## begin SUPPLIED DATA

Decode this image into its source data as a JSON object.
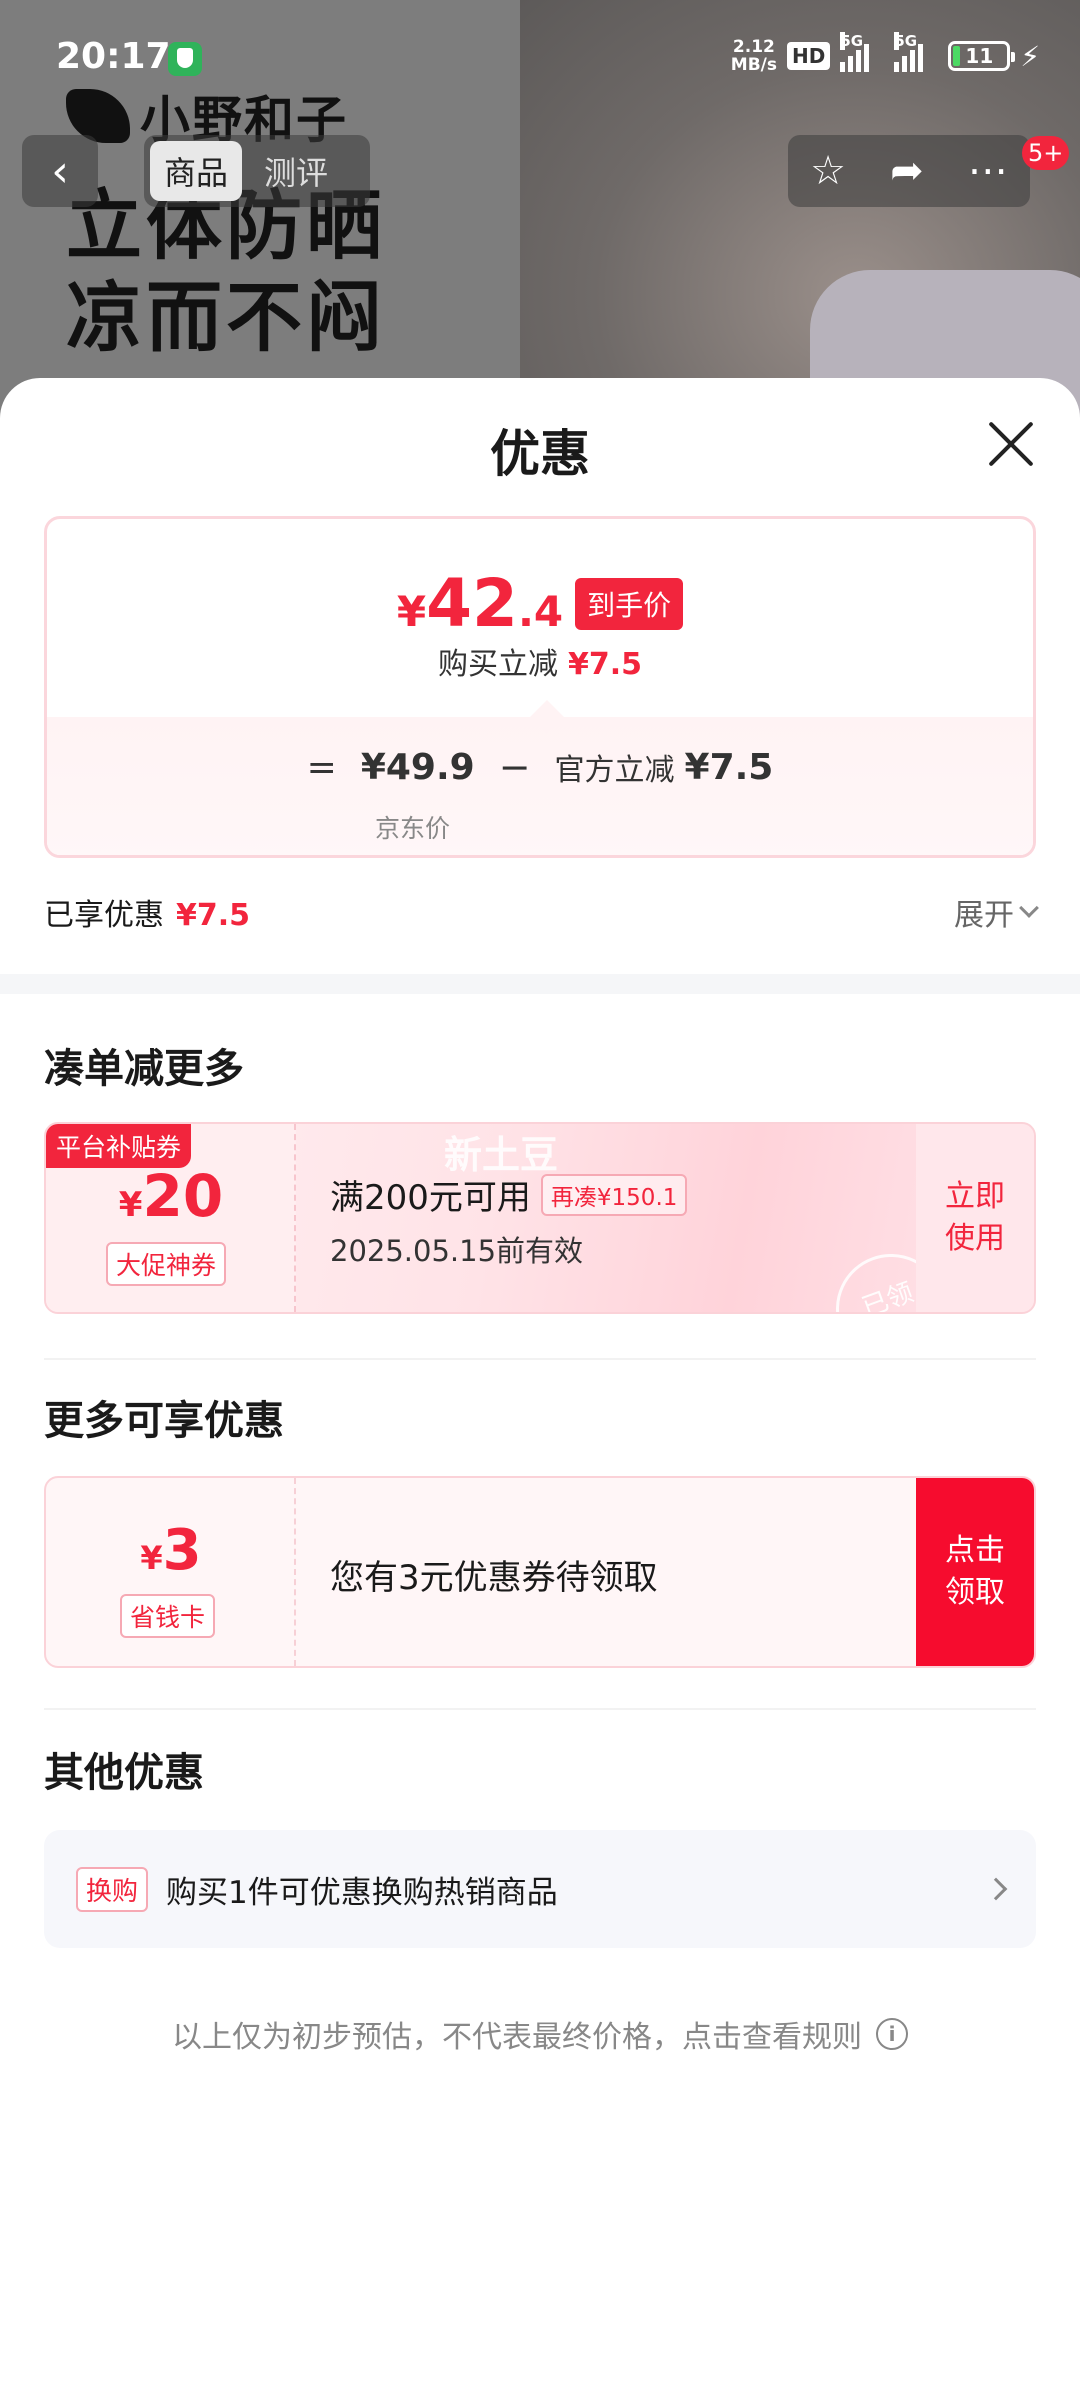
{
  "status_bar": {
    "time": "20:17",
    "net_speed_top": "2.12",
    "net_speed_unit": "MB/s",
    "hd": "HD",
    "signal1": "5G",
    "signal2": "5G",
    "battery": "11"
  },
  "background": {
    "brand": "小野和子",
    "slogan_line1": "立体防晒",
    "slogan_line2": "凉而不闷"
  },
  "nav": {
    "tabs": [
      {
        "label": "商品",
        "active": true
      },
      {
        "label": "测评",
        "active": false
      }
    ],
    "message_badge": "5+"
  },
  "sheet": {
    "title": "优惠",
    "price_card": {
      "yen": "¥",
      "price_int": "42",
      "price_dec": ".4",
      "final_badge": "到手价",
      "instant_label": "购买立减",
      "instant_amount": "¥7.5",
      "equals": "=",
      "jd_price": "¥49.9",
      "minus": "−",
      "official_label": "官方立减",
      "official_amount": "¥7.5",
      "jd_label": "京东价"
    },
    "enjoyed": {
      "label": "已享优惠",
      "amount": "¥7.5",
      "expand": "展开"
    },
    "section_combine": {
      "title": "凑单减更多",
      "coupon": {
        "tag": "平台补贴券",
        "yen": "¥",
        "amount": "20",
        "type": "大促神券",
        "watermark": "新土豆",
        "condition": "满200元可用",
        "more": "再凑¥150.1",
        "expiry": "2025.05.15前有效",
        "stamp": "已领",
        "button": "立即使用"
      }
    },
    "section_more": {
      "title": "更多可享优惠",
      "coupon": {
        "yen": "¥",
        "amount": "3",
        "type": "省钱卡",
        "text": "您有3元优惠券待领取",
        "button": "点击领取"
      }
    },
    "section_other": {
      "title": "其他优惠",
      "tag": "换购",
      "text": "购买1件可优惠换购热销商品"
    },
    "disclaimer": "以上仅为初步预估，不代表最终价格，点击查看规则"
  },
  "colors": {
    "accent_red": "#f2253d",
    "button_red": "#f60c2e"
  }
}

## end SUPPLIED DATA
## begin SUPPLIED DATA

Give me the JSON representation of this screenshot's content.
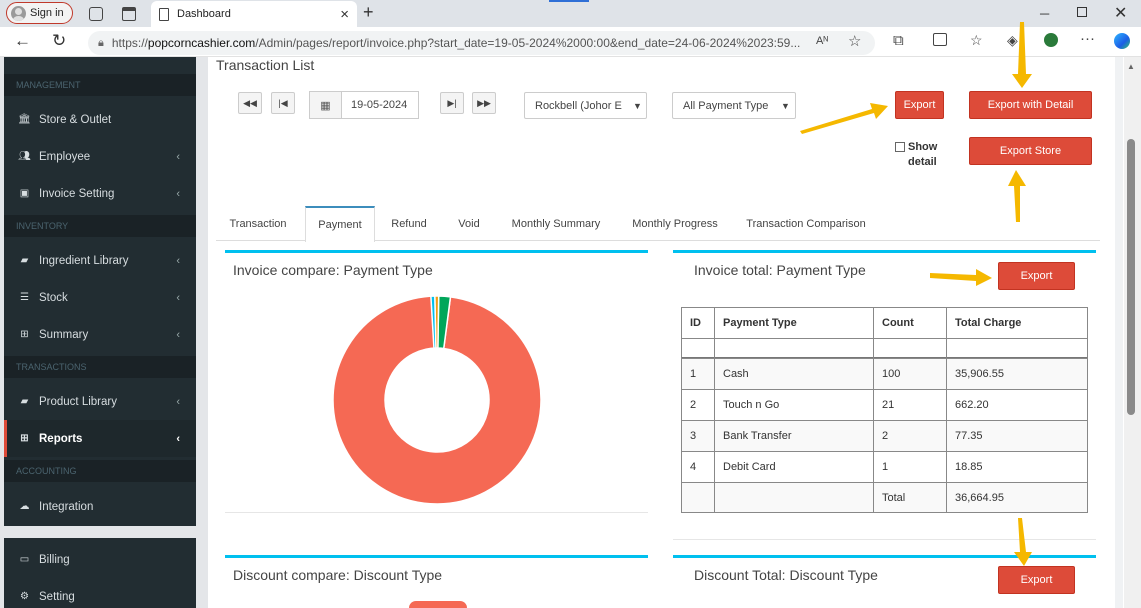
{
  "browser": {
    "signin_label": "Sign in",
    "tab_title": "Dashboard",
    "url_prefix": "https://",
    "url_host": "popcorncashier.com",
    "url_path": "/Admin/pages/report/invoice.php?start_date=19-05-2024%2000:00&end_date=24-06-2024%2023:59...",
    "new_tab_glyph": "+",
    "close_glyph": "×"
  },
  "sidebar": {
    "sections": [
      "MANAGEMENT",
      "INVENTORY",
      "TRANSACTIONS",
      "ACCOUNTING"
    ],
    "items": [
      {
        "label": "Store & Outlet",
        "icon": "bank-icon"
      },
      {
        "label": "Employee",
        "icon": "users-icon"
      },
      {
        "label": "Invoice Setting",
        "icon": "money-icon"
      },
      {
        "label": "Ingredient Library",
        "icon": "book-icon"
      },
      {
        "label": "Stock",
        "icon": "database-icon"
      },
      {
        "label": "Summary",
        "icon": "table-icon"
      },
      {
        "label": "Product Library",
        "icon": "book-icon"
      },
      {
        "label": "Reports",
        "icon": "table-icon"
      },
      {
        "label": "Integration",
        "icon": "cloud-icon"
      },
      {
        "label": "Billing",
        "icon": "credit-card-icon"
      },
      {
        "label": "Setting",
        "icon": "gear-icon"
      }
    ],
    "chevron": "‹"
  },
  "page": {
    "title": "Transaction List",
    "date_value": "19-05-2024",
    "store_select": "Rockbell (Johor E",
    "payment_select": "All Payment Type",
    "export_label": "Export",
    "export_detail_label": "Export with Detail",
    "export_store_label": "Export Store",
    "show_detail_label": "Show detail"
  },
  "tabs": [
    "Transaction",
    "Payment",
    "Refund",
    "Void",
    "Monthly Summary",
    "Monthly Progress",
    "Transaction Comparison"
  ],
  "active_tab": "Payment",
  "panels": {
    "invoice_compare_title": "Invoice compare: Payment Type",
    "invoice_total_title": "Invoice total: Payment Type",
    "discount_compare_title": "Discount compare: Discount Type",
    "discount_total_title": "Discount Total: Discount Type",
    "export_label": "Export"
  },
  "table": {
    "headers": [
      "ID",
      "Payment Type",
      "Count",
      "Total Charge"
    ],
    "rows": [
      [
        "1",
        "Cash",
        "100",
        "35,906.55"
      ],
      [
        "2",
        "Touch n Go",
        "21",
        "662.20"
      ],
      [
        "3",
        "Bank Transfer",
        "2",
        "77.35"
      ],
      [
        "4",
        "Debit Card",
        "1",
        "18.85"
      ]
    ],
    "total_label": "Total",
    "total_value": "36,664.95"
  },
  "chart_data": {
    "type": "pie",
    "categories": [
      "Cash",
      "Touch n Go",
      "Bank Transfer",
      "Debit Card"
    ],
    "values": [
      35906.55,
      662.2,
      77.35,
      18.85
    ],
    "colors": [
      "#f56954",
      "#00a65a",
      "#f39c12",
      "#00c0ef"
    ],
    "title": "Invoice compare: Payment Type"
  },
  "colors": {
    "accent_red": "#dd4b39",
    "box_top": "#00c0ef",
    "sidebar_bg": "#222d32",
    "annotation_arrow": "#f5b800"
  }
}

## end SUPPLIED DATA

THE EXERCISE – Find the lines above holding the word "this" and show them.

WRITTEN SOLUTION –
Decode this image into its source data as a JSON object.
Give me the JSON representation of this screenshot's content.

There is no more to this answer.